__What is being asked__
Type out all the records word for word. Any pictures are to be left out.

__Excerpted data__
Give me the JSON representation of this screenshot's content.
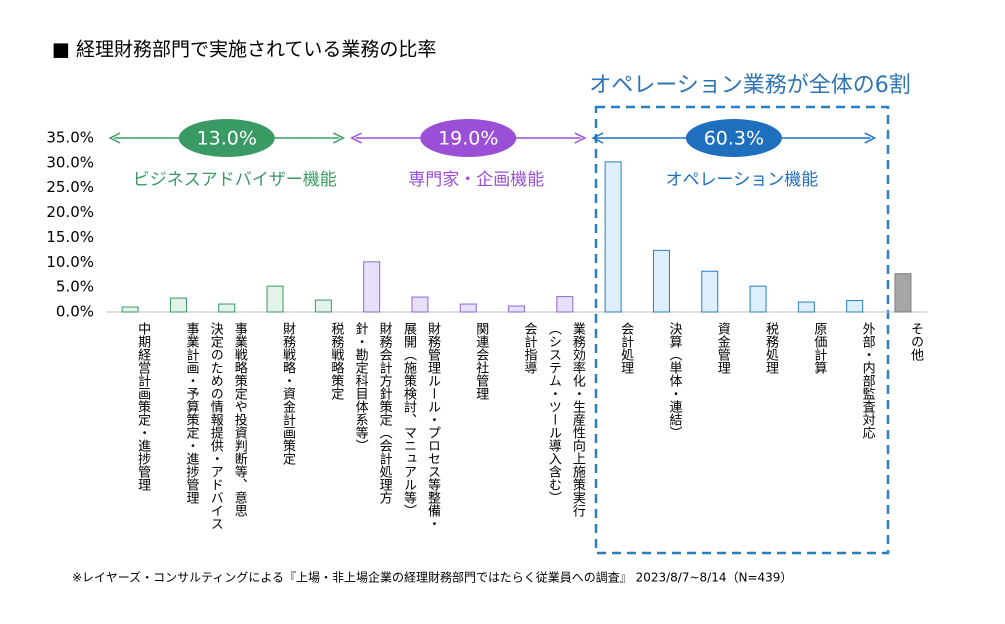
{
  "chart_data": {
    "type": "bar",
    "title": "■ 経理財務部門で実施されている業務の比率",
    "headline": "オペレーション業務が全体の6割",
    "categories": [
      "中期経営計画策定・進捗管理",
      "事業計画・予算策定・進捗管理",
      "事業戦略策定や投資判断等、意思\n決定のための情報提供・アドバイス",
      "財務戦略・資金計画策定",
      "税務戦略策定",
      "財務会計方針策定（会計処理方\n針・勘定科目体系等）",
      "財務管理ルール・プロセス等整備・\n展開（施策検討、マニュアル等）",
      "関連会社管理",
      "会計指導",
      "業務効率化・生産性向上施策実行\n（システム・ツール導入含む）",
      "会計処理",
      "決算（単体・連結）",
      "資金管理",
      "税務処理",
      "原価計算",
      "外部・内部監査対応",
      "その他"
    ],
    "values": [
      1.0,
      2.8,
      1.6,
      5.2,
      2.4,
      10.1,
      3.0,
      1.6,
      1.2,
      3.1,
      30.2,
      12.4,
      8.2,
      5.2,
      2.0,
      2.3,
      7.7
    ],
    "colors": [
      "#e2f4ea",
      "#e2f4ea",
      "#e2f4ea",
      "#e2f4ea",
      "#e2f4ea",
      "#e8e0fa",
      "#e8e0fa",
      "#e8e0fa",
      "#e8e0fa",
      "#e8e0fa",
      "#ddeffb",
      "#ddeffb",
      "#ddeffb",
      "#ddeffb",
      "#ddeffb",
      "#ddeffb",
      "#a6a6a6"
    ],
    "ylim": [
      0,
      35
    ],
    "yticks": [
      {
        "value": 0,
        "label": "0.0%"
      },
      {
        "value": 5,
        "label": "5.0%"
      },
      {
        "value": 10,
        "label": "10.0%"
      },
      {
        "value": 15,
        "label": "15.0%"
      },
      {
        "value": 20,
        "label": "20.0%"
      },
      {
        "value": 25,
        "label": "25.0%"
      },
      {
        "value": 30,
        "label": "30.0%"
      },
      {
        "value": 35,
        "label": "35.0%"
      }
    ],
    "groups": [
      {
        "name": "ビジネスアドバイザー機能",
        "value": 13.0,
        "label": "13.0%",
        "color": "#3a9a64"
      },
      {
        "name": "専門家・企画機能",
        "value": 19.0,
        "label": "19.0%",
        "color": "#9b4fd6"
      },
      {
        "name": "オペレーション機能",
        "value": 60.3,
        "label": "60.3%",
        "color": "#1f6fbf"
      }
    ],
    "footnote": "※レイヤーズ・コンサルティングによる『上場・非上場企業の経理財務部門ではたらく従業員への調査』 2023/8/7~8/14（N=439）"
  }
}
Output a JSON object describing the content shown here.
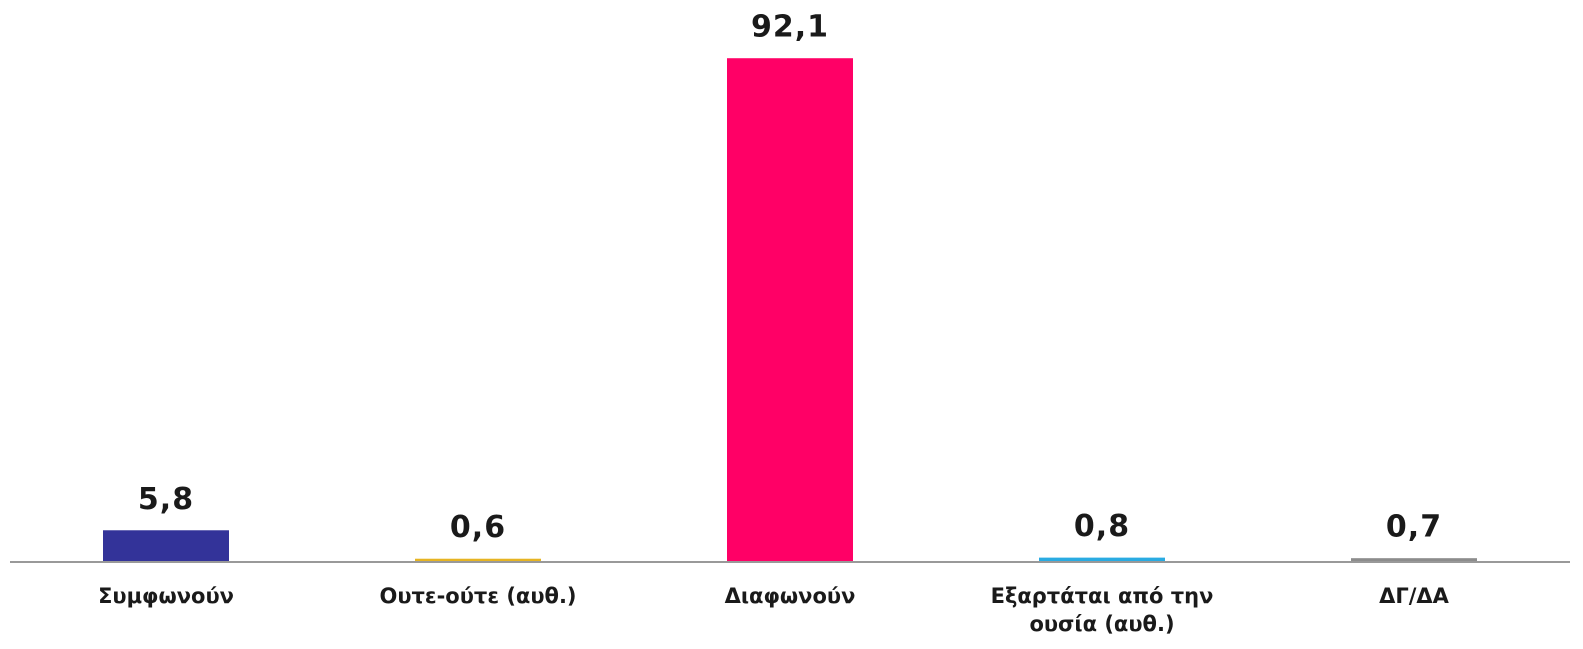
{
  "chart_data": {
    "type": "bar",
    "categories": [
      "Συμφωνούν",
      "Ουτε-ούτε (αυθ.)",
      "Διαφωνούν",
      "Εξαρτάται από την ουσία (αυθ.)",
      "ΔΓ/ΔΑ"
    ],
    "values": [
      5.8,
      0.6,
      92.1,
      0.8,
      0.7
    ],
    "value_labels": [
      "5,8",
      "0,6",
      "92,1",
      "0,8",
      "0,7"
    ],
    "colors": [
      "#333399",
      "#e6b422",
      "#ff0066",
      "#29abe2",
      "#8c8c8c"
    ],
    "ylim": [
      0,
      100
    ]
  }
}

__Complete response__
Give me the JSON representation of this screenshot's content.
{
  "chart_data": {
    "type": "bar",
    "title": "■ 経理財務部門で実施されている業務の比率",
    "headline": "オペレーション業務が全体の6割",
    "categories": [
      "中期経営計画策定・進捗管理",
      "事業計画・予算策定・進捗管理",
      "事業戦略策定や投資判断等、意思\n決定のための情報提供・アドバイス",
      "財務戦略・資金計画策定",
      "税務戦略策定",
      "財務会計方針策定（会計処理方\n針・勘定科目体系等）",
      "財務管理ルール・プロセス等整備・\n展開（施策検討、マニュアル等）",
      "関連会社管理",
      "会計指導",
      "業務効率化・生産性向上施策実行\n（システム・ツール導入含む）",
      "会計処理",
      "決算（単体・連結）",
      "資金管理",
      "税務処理",
      "原価計算",
      "外部・内部監査対応",
      "その他"
    ],
    "values": [
      1.0,
      2.8,
      1.6,
      5.2,
      2.4,
      10.1,
      3.0,
      1.6,
      1.2,
      3.1,
      30.2,
      12.4,
      8.2,
      5.2,
      2.0,
      2.3,
      7.7
    ],
    "colors": [
      "#e2f4ea",
      "#e2f4ea",
      "#e2f4ea",
      "#e2f4ea",
      "#e2f4ea",
      "#e8e0fa",
      "#e8e0fa",
      "#e8e0fa",
      "#e8e0fa",
      "#e8e0fa",
      "#ddeffb",
      "#ddeffb",
      "#ddeffb",
      "#ddeffb",
      "#ddeffb",
      "#ddeffb",
      "#a6a6a6"
    ],
    "ylim": [
      0,
      35
    ],
    "yticks": [
      {
        "value": 0,
        "label": "0.0%"
      },
      {
        "value": 5,
        "label": "5.0%"
      },
      {
        "value": 10,
        "label": "10.0%"
      },
      {
        "value": 15,
        "label": "15.0%"
      },
      {
        "value": 20,
        "label": "20.0%"
      },
      {
        "value": 25,
        "label": "25.0%"
      },
      {
        "value": 30,
        "label": "30.0%"
      },
      {
        "value": 35,
        "label": "35.0%"
      }
    ],
    "groups": [
      {
        "name": "ビジネスアドバイザー機能",
        "value": 13.0,
        "label": "13.0%",
        "color": "#3a9a64"
      },
      {
        "name": "専門家・企画機能",
        "value": 19.0,
        "label": "19.0%",
        "color": "#9b4fd6"
      },
      {
        "name": "オペレーション機能",
        "value": 60.3,
        "label": "60.3%",
        "color": "#1f6fbf"
      }
    ],
    "footnote": "※レイヤーズ・コンサルティングによる『上場・非上場企業の経理財務部門ではたらく従業員への調査』 2023/8/7~8/14（N=439）"
  }
}
Output a JSON object describing the content shown here.
{
  "chart_data": {
    "type": "bar",
    "categories": [
      "Συμφωνούν",
      "Ουτε-ούτε (αυθ.)",
      "Διαφωνούν",
      "Εξαρτάται από την ουσία (αυθ.)",
      "ΔΓ/ΔΑ"
    ],
    "values": [
      5.8,
      0.6,
      92.1,
      0.8,
      0.7
    ],
    "value_labels": [
      "5,8",
      "0,6",
      "92,1",
      "0,8",
      "0,7"
    ],
    "colors": [
      "#333399",
      "#e6b422",
      "#ff0066",
      "#29abe2",
      "#8c8c8c"
    ],
    "ylim": [
      0,
      100
    ]
  }
}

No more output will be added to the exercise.